What you will do → Word for word, copy all the data and drop the pictures.

(Collected data)
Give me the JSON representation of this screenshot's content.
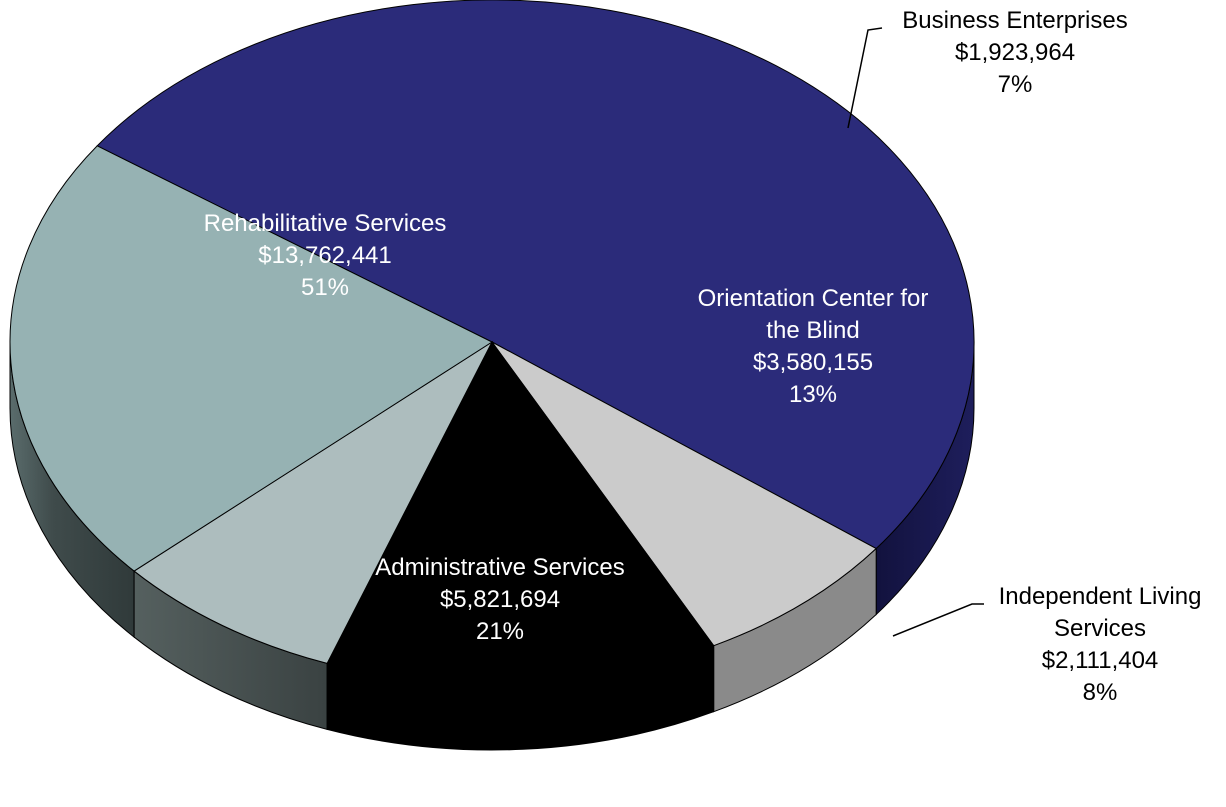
{
  "chart_data": {
    "type": "pie",
    "style": "3d-exploded-tilted",
    "title": "",
    "slices": [
      {
        "name": "Rehabilitative Services",
        "label_lines": [
          "Rehabilitative Services"
        ],
        "amount": "$13,762,441",
        "value": 13762441,
        "percent": "51%",
        "color": "#2b2b7a",
        "side_color": "#1a1a55",
        "label_color": "#ffffff"
      },
      {
        "name": "Business Enterprises",
        "label_lines": [
          "Business Enterprises"
        ],
        "amount": "$1,923,964",
        "value": 1923964,
        "percent": "7%",
        "color": "#cbcbcb",
        "side_color": "#8a8a8a",
        "label_color": "#000000"
      },
      {
        "name": "Orientation Center for the Blind",
        "label_lines": [
          "Orientation Center for",
          "the Blind"
        ],
        "amount": "$3,580,155",
        "value": 3580155,
        "percent": "13%",
        "color": "#000000",
        "side_color": "#000000",
        "label_color": "#ffffff"
      },
      {
        "name": "Independent Living Services",
        "label_lines": [
          "Independent Living",
          "Services"
        ],
        "amount": "$2,111,404",
        "value": 2111404,
        "percent": "8%",
        "color": "#adbdbe",
        "side_color": "#4a5352",
        "label_color": "#000000"
      },
      {
        "name": "Administrative Services",
        "label_lines": [
          "Administrative Services"
        ],
        "amount": "$5,821,694",
        "value": 5821694,
        "percent": "21%",
        "color": "#96b2b3",
        "side_color": "#3f4b4b",
        "label_color": "#ffffff"
      }
    ]
  }
}
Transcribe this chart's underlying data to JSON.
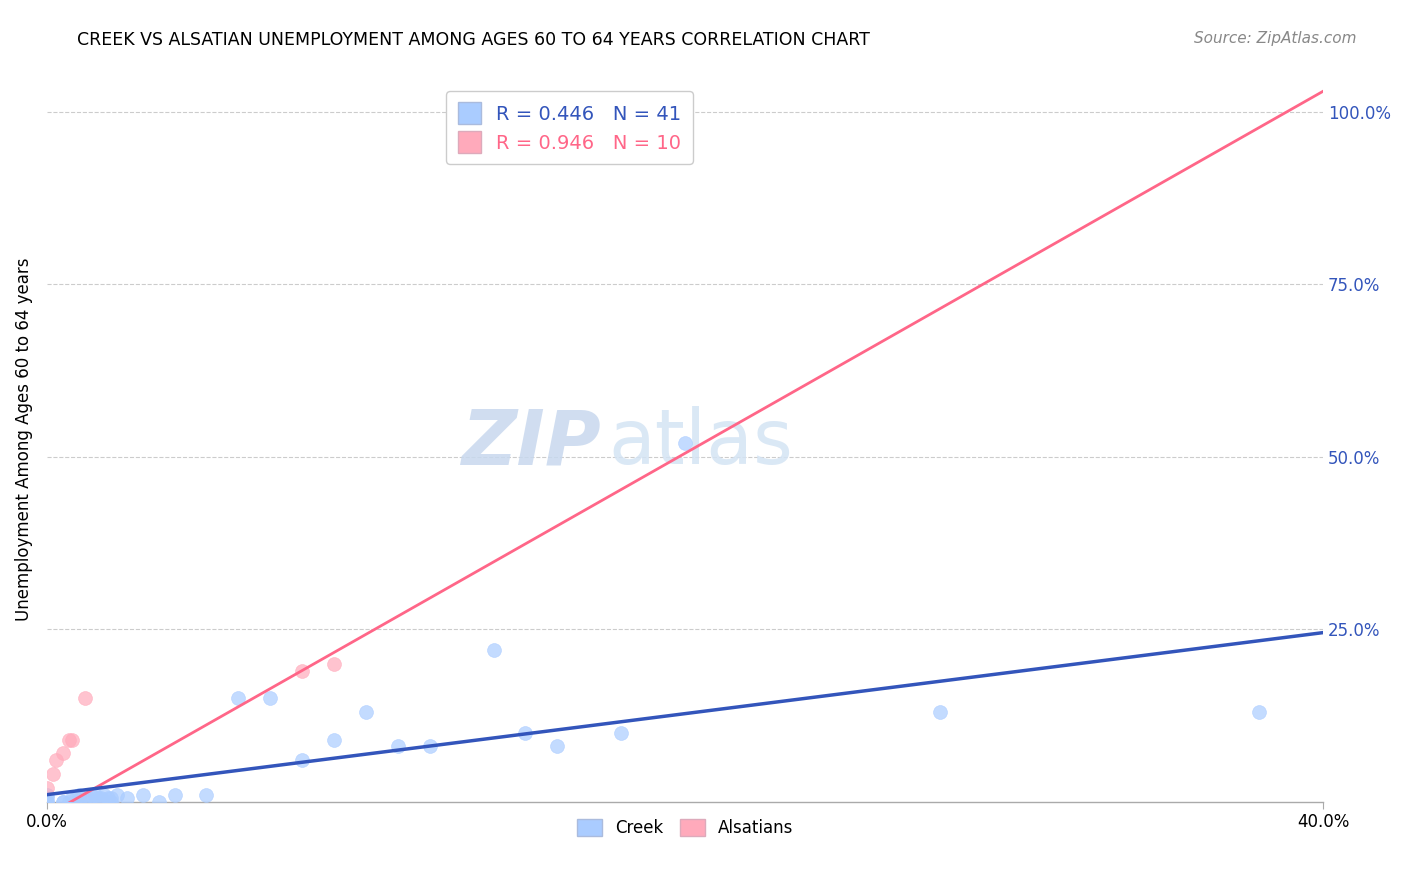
{
  "title": "CREEK VS ALSATIAN UNEMPLOYMENT AMONG AGES 60 TO 64 YEARS CORRELATION CHART",
  "source": "Source: ZipAtlas.com",
  "ylabel": "Unemployment Among Ages 60 to 64 years",
  "xlim": [
    0.0,
    0.4
  ],
  "ylim": [
    0.0,
    1.05
  ],
  "ytick_positions": [
    0.0,
    0.25,
    0.5,
    0.75,
    1.0
  ],
  "ytick_labels": [
    "",
    "25.0%",
    "50.0%",
    "75.0%",
    "100.0%"
  ],
  "creek_R": 0.446,
  "creek_N": 41,
  "alsatian_R": 0.946,
  "alsatian_N": 10,
  "creek_color": "#aaccff",
  "alsatian_color": "#ffaabb",
  "creek_line_color": "#3355bb",
  "alsatian_line_color": "#ff6688",
  "watermark_zip": "ZIP",
  "watermark_atlas": "atlas",
  "creek_x": [
    0.0,
    0.0,
    0.0,
    0.0,
    0.005,
    0.005,
    0.007,
    0.008,
    0.009,
    0.01,
    0.01,
    0.012,
    0.013,
    0.014,
    0.015,
    0.016,
    0.017,
    0.018,
    0.019,
    0.02,
    0.02,
    0.022,
    0.025,
    0.03,
    0.035,
    0.04,
    0.05,
    0.06,
    0.07,
    0.08,
    0.09,
    0.1,
    0.11,
    0.12,
    0.14,
    0.15,
    0.16,
    0.18,
    0.2,
    0.28,
    0.38
  ],
  "creek_y": [
    0.0,
    0.0,
    0.005,
    0.01,
    0.0,
    0.0,
    0.0,
    0.005,
    0.005,
    0.0,
    0.01,
    0.005,
    0.005,
    0.008,
    0.01,
    0.005,
    0.005,
    0.01,
    0.005,
    0.0,
    0.005,
    0.01,
    0.005,
    0.01,
    0.0,
    0.01,
    0.01,
    0.15,
    0.15,
    0.06,
    0.09,
    0.13,
    0.08,
    0.08,
    0.22,
    0.1,
    0.08,
    0.1,
    0.52,
    0.13,
    0.13
  ],
  "alsatian_x": [
    0.0,
    0.002,
    0.003,
    0.005,
    0.007,
    0.008,
    0.012,
    0.08,
    0.09,
    0.2
  ],
  "alsatian_y": [
    0.02,
    0.04,
    0.06,
    0.07,
    0.09,
    0.09,
    0.15,
    0.19,
    0.2,
    0.96
  ],
  "als_line_x0": 0.0,
  "als_line_y0": -0.02,
  "als_line_x1": 0.4,
  "als_line_y1": 1.03,
  "creek_line_x0": 0.0,
  "creek_line_y0": 0.01,
  "creek_line_x1": 0.4,
  "creek_line_y1": 0.245
}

Final answer →
Give me the JSON representation of this screenshot's content.
{
  "chart_data": {
    "type": "pie",
    "style": "3d-exploded-tilted",
    "title": "",
    "slices": [
      {
        "name": "Rehabilitative Services",
        "label_lines": [
          "Rehabilitative Services"
        ],
        "amount": "$13,762,441",
        "value": 13762441,
        "percent": "51%",
        "color": "#2b2b7a",
        "side_color": "#1a1a55",
        "label_color": "#ffffff"
      },
      {
        "name": "Business Enterprises",
        "label_lines": [
          "Business Enterprises"
        ],
        "amount": "$1,923,964",
        "value": 1923964,
        "percent": "7%",
        "color": "#cbcbcb",
        "side_color": "#8a8a8a",
        "label_color": "#000000"
      },
      {
        "name": "Orientation Center for the Blind",
        "label_lines": [
          "Orientation Center for",
          "the Blind"
        ],
        "amount": "$3,580,155",
        "value": 3580155,
        "percent": "13%",
        "color": "#000000",
        "side_color": "#000000",
        "label_color": "#ffffff"
      },
      {
        "name": "Independent Living Services",
        "label_lines": [
          "Independent Living",
          "Services"
        ],
        "amount": "$2,111,404",
        "value": 2111404,
        "percent": "8%",
        "color": "#adbdbe",
        "side_color": "#4a5352",
        "label_color": "#000000"
      },
      {
        "name": "Administrative Services",
        "label_lines": [
          "Administrative Services"
        ],
        "amount": "$5,821,694",
        "value": 5821694,
        "percent": "21%",
        "color": "#96b2b3",
        "side_color": "#3f4b4b",
        "label_color": "#ffffff"
      }
    ]
  }
}
Transcribe this chart's underlying data to JSON.
{
  "title": "CREEK VS ALSATIAN UNEMPLOYMENT AMONG AGES 60 TO 64 YEARS CORRELATION CHART",
  "source": "Source: ZipAtlas.com",
  "ylabel": "Unemployment Among Ages 60 to 64 years",
  "xlim": [
    0.0,
    0.4
  ],
  "ylim": [
    0.0,
    1.05
  ],
  "ytick_positions": [
    0.0,
    0.25,
    0.5,
    0.75,
    1.0
  ],
  "ytick_labels": [
    "",
    "25.0%",
    "50.0%",
    "75.0%",
    "100.0%"
  ],
  "creek_R": 0.446,
  "creek_N": 41,
  "alsatian_R": 0.946,
  "alsatian_N": 10,
  "creek_color": "#aaccff",
  "alsatian_color": "#ffaabb",
  "creek_line_color": "#3355bb",
  "alsatian_line_color": "#ff6688",
  "watermark_zip": "ZIP",
  "watermark_atlas": "atlas",
  "creek_x": [
    0.0,
    0.0,
    0.0,
    0.0,
    0.005,
    0.005,
    0.007,
    0.008,
    0.009,
    0.01,
    0.01,
    0.012,
    0.013,
    0.014,
    0.015,
    0.016,
    0.017,
    0.018,
    0.019,
    0.02,
    0.02,
    0.022,
    0.025,
    0.03,
    0.035,
    0.04,
    0.05,
    0.06,
    0.07,
    0.08,
    0.09,
    0.1,
    0.11,
    0.12,
    0.14,
    0.15,
    0.16,
    0.18,
    0.2,
    0.28,
    0.38
  ],
  "creek_y": [
    0.0,
    0.0,
    0.005,
    0.01,
    0.0,
    0.0,
    0.0,
    0.005,
    0.005,
    0.0,
    0.01,
    0.005,
    0.005,
    0.008,
    0.01,
    0.005,
    0.005,
    0.01,
    0.005,
    0.0,
    0.005,
    0.01,
    0.005,
    0.01,
    0.0,
    0.01,
    0.01,
    0.15,
    0.15,
    0.06,
    0.09,
    0.13,
    0.08,
    0.08,
    0.22,
    0.1,
    0.08,
    0.1,
    0.52,
    0.13,
    0.13
  ],
  "alsatian_x": [
    0.0,
    0.002,
    0.003,
    0.005,
    0.007,
    0.008,
    0.012,
    0.08,
    0.09,
    0.2
  ],
  "alsatian_y": [
    0.02,
    0.04,
    0.06,
    0.07,
    0.09,
    0.09,
    0.15,
    0.19,
    0.2,
    0.96
  ],
  "als_line_x0": 0.0,
  "als_line_y0": -0.02,
  "als_line_x1": 0.4,
  "als_line_y1": 1.03,
  "creek_line_x0": 0.0,
  "creek_line_y0": 0.01,
  "creek_line_x1": 0.4,
  "creek_line_y1": 0.245
}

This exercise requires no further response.